_What is asked_. Copy out the lines that have "tártiptiń" in them.

_Listed entries_.
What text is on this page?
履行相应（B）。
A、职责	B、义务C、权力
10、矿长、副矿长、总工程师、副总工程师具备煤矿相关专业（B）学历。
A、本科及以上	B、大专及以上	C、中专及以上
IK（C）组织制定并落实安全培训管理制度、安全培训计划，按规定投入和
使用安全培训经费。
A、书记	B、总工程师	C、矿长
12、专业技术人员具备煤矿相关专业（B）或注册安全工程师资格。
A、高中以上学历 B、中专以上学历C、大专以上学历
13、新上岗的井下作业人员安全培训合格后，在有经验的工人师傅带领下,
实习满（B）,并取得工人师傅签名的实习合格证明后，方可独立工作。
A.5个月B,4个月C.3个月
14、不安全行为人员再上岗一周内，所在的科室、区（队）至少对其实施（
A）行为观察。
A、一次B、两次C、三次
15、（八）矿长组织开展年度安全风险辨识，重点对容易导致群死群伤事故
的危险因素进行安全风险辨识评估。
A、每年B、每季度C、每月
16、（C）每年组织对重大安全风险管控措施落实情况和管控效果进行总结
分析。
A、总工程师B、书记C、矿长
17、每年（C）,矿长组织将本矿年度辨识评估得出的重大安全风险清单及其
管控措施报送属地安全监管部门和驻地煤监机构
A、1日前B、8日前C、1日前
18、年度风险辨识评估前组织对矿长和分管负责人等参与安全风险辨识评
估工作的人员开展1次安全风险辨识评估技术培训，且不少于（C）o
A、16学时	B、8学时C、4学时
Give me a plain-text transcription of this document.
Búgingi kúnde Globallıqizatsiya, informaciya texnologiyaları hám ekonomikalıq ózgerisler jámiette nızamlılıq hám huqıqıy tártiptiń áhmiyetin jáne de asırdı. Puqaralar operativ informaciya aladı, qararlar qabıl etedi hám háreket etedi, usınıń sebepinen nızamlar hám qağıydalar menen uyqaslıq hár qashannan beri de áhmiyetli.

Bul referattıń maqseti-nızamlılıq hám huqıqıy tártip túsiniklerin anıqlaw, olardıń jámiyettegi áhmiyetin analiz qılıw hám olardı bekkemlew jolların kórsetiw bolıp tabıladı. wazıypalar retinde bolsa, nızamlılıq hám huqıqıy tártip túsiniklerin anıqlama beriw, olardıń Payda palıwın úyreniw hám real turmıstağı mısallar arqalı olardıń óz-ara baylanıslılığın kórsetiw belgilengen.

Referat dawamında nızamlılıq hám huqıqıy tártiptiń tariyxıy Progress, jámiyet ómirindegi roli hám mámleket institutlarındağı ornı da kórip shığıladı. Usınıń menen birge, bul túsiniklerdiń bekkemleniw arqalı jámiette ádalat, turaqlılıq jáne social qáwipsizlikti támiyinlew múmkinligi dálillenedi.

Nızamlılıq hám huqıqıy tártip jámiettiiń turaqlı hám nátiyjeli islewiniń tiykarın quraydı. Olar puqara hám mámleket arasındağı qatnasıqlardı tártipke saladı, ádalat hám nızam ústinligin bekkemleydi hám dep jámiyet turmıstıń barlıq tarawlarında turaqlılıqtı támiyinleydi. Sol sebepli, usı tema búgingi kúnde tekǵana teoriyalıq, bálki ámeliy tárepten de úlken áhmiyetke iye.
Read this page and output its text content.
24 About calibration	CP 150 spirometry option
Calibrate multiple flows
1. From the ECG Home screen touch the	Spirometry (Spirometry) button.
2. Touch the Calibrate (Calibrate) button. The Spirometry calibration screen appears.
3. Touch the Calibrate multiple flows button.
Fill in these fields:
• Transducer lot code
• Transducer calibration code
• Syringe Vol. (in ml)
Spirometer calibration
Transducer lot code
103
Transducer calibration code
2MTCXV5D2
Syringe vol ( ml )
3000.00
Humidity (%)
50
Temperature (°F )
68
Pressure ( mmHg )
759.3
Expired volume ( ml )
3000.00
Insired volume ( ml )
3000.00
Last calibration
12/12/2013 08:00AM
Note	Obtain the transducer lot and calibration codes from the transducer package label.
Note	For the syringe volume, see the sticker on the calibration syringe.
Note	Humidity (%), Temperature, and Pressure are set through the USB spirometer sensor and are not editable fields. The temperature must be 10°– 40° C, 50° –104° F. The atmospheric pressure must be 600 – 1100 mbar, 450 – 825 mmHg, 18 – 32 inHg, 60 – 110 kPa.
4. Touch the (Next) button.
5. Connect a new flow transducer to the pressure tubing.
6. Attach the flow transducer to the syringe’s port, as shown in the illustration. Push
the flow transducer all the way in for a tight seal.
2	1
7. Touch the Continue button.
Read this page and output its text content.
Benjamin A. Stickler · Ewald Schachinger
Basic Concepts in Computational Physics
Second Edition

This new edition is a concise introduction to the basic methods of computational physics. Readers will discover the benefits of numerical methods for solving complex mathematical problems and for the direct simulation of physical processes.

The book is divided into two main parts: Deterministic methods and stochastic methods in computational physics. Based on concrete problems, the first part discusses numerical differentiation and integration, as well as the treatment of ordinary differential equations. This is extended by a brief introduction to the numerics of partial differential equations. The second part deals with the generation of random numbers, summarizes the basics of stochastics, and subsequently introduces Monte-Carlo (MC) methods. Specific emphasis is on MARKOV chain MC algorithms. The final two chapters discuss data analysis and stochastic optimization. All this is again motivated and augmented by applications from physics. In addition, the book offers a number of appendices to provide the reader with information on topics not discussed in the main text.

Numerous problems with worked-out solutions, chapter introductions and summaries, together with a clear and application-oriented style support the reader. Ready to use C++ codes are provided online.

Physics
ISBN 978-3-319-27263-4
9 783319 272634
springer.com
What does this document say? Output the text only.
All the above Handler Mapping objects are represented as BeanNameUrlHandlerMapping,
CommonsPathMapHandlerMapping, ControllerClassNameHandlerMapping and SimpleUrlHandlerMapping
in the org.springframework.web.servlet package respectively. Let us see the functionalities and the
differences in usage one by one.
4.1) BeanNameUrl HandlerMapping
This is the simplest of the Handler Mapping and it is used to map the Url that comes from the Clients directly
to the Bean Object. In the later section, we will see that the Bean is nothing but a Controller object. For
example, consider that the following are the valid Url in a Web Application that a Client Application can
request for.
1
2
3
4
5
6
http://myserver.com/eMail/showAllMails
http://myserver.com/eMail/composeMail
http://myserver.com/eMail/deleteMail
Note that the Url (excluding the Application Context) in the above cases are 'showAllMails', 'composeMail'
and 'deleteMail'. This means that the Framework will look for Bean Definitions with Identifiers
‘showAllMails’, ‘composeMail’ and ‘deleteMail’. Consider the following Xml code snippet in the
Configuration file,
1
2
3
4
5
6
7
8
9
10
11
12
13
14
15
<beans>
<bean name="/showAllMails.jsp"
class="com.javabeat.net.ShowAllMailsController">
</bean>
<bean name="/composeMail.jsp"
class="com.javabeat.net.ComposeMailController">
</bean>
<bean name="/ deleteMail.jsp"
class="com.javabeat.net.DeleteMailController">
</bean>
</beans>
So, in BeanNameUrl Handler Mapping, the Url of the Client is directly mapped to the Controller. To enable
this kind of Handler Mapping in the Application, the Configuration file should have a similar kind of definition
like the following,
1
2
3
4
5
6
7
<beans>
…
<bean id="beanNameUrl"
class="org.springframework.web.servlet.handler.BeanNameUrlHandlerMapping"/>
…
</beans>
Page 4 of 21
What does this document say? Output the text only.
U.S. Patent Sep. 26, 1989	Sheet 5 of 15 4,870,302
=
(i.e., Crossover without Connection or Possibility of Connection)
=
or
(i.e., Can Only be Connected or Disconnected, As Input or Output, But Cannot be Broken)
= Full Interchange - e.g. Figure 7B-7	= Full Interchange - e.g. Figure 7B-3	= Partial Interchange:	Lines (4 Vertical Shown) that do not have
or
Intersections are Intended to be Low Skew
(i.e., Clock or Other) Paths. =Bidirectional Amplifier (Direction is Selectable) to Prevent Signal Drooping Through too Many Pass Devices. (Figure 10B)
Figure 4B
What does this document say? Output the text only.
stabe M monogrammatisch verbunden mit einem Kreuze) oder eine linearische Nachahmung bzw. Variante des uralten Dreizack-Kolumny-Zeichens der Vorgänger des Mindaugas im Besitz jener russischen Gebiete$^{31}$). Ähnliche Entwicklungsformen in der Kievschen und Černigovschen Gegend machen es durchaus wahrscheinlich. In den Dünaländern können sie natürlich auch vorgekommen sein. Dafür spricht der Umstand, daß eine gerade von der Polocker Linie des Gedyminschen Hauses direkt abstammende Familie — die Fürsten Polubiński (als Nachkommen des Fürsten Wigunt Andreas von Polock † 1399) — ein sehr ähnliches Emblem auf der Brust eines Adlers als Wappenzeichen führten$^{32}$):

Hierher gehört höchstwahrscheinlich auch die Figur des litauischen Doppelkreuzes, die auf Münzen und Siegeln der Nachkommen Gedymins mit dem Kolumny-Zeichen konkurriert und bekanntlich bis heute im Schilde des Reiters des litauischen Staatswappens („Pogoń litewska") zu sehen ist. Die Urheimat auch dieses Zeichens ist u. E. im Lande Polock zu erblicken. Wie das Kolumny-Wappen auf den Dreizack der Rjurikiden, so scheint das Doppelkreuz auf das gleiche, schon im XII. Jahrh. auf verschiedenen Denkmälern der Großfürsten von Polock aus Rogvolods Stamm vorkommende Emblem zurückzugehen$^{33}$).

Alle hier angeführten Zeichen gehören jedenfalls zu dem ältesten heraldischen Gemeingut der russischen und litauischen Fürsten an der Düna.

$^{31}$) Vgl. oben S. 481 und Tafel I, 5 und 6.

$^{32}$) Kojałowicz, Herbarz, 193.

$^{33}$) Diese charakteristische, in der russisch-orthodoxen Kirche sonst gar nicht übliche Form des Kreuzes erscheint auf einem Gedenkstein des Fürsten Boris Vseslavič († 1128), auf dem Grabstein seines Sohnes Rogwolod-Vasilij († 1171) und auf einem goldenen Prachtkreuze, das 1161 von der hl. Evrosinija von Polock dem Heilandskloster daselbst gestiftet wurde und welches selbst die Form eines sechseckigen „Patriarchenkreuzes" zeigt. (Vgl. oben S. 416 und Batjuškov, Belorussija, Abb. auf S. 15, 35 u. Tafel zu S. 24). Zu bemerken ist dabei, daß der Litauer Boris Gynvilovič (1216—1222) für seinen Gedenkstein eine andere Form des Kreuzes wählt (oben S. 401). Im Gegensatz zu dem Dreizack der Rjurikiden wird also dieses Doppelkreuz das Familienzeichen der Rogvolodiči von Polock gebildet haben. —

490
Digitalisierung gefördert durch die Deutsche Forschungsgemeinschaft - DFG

_Response to this task_.
Búgingi kúnde Globallıqizatsiya, informaciya texnologiyaları hám ekonomikalıq ózgerisler jámiette nızamlılıq hám huqıqıy tártiptiń áhmiyetin jáne de asırdı. Puqaralar operativ informaciya aladı, qararlar qabıl etedi hám háreket etedi, usınıń sebepinen nızamlar hám qağıydalar menen uyqaslıq hár qashannan beri de áhmiyetli.
Referat dawamında nızamlılıq hám huqıqıy tártiptiń tariyxıy Progress, jámiyet ómirindegi roli hám mámleket institutlarındağı ornı da kórip shığıladı. Usınıń menen birge, bul túsiniklerdiń bekkemleniw arqalı jámiette ádalat, turaqlılıq jáne social qáwipsizlikti támiyinlew múmkinligi dálillenedi.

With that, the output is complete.